§ Task to carry out
Leave out the pictures and copy each record below exactly.

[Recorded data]

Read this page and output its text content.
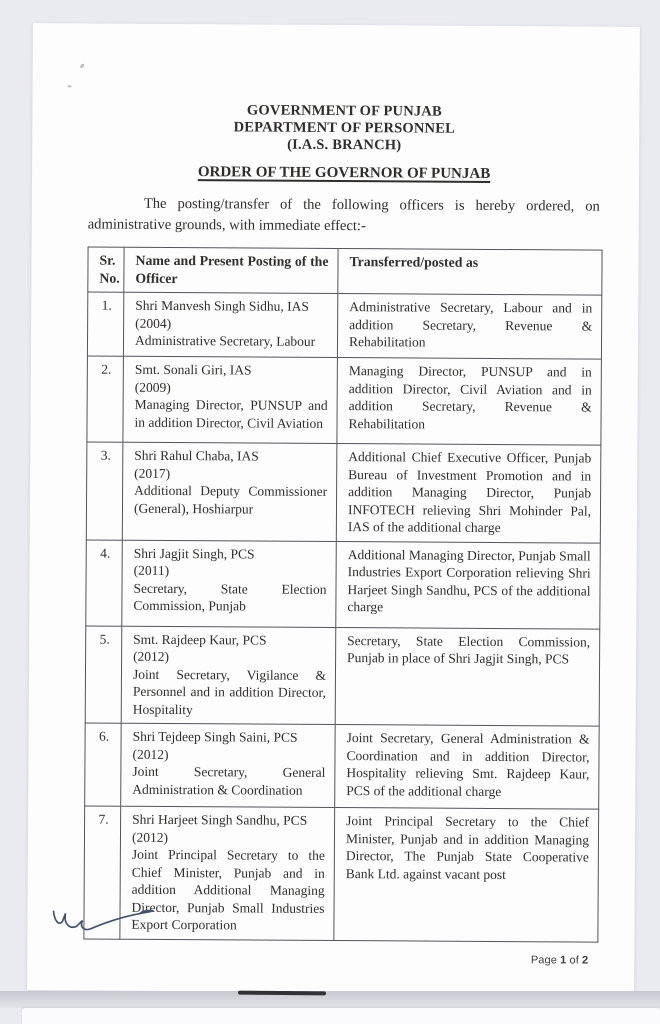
GOVERNMENT OF PUNJAB
DEPARTMENT OF PERSONNEL
(I.A.S. BRANCH)
ORDER OF THE GOVERNOR OF PUNJAB
The posting/transfer of the following officers is hereby ordered, on
administrative grounds, with immediate effect:-
Sr. No.	Name and Present Posting of the Officer	Transferred/posted as
1.	Shri Manvesh Singh Sidhu, IAS
(2004)
Administrative Secretary, Labour	Administrative Secretary, Labour and in addition Secretary, Revenue & Rehabilitation

2.	Smt. Sonali Giri, IAS
(2009)
Managing Director, PUNSUP and in addition Director, Civil Aviation	Managing Director, PUNSUP and in addition Director, Civil Aviation and in addition Secretary, Revenue & Rehabilitation

3.	Shri Rahul Chaba, IAS
(2017)
Additional Deputy Commissioner (General), Hoshiarpur	Additional Chief Executive Officer, Punjab Bureau of Investment Promotion and in addition Managing Director, Punjab INFOTECH relieving Shri Mohinder Pal, IAS of the additional charge

4.	Shri Jagjit Singh, PCS
(2011)
Secretary, State Election Commission, Punjab	Additional Managing Director, Punjab Small Industries Export Corporation relieving Shri Harjeet Singh Sandhu, PCS of the additional charge

5.	Smt. Rajdeep Kaur, PCS
(2012)
Joint Secretary, Vigilance & Personnel and in addition Director, Hospitality	Secretary, State Election Commission, Punjab in place of Shri Jagjit Singh, PCS

6.	Shri Tejdeep Singh Saini, PCS
(2012)
Joint Secretary, General Administration & Coordination	Joint Secretary, General Administration & Coordination and in addition Director, Hospitality relieving Smt. Rajdeep Kaur, PCS of the additional charge

7.	Shri Harjeet Singh Sandhu, PCS
(2012)
Joint Principal Secretary to the Chief Minister, Punjab and in addition Additional Managing Director, Punjab Small Industries Export Corporation	Joint Principal Secretary to the Chief Minister, Punjab and in addition Managing Director, The Punjab State Cooperative Bank Ltd. against vacant post
Page 1 of 2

§ Written answer
Read this page and output its text content.
GOVERNMENT OF PUNJAB
DEPARTMENT OF PERSONNEL
(I.A.S. BRANCH)
ORDER OF THE GOVERNOR OF PUNJAB
The posting/transfer of the following officers is hereby ordered, on
administrative grounds, with immediate effect:-
Sr. No.	Name and Present Posting of the Officer	Transferred/posted as
1.	Shri Manvesh Singh Sidhu, IAS
(2004)
Administrative Secretary, Labour	Administrative Secretary, Labour and in addition Secretary, Revenue & Rehabilitation

2.	Smt. Sonali Giri, IAS
(2009)
Managing Director, PUNSUP and in addition Director, Civil Aviation	Managing Director, PUNSUP and in addition Director, Civil Aviation and in addition Secretary, Revenue & Rehabilitation

3.	Shri Rahul Chaba, IAS
(2017)
Additional Deputy Commissioner (General), Hoshiarpur	Additional Chief Executive Officer, Punjab Bureau of Investment Promotion and in addition Managing Director, Punjab INFOTECH relieving Shri Mohinder Pal, IAS of the additional charge

4.	Shri Jagjit Singh, PCS
(2011)
Secretary, State Election Commission, Punjab	Additional Managing Director, Punjab Small Industries Export Corporation relieving Shri Harjeet Singh Sandhu, PCS of the additional charge

5.	Smt. Rajdeep Kaur, PCS
(2012)
Joint Secretary, Vigilance & Personnel and in addition Director, Hospitality	Secretary, State Election Commission, Punjab in place of Shri Jagjit Singh, PCS

6.	Shri Tejdeep Singh Saini, PCS
(2012)
Joint Secretary, General Administration & Coordination	Joint Secretary, General Administration & Coordination and in addition Director, Hospitality relieving Smt. Rajdeep Kaur, PCS of the additional charge

7.	Shri Harjeet Singh Sandhu, PCS
(2012)
Joint Principal Secretary to the Chief Minister, Punjab and in addition Additional Managing Director, Punjab Small Industries Export Corporation	Joint Principal Secretary to the Chief Minister, Punjab and in addition Managing Director, The Punjab State Cooperative Bank Ltd. against vacant post
Page 1 of 2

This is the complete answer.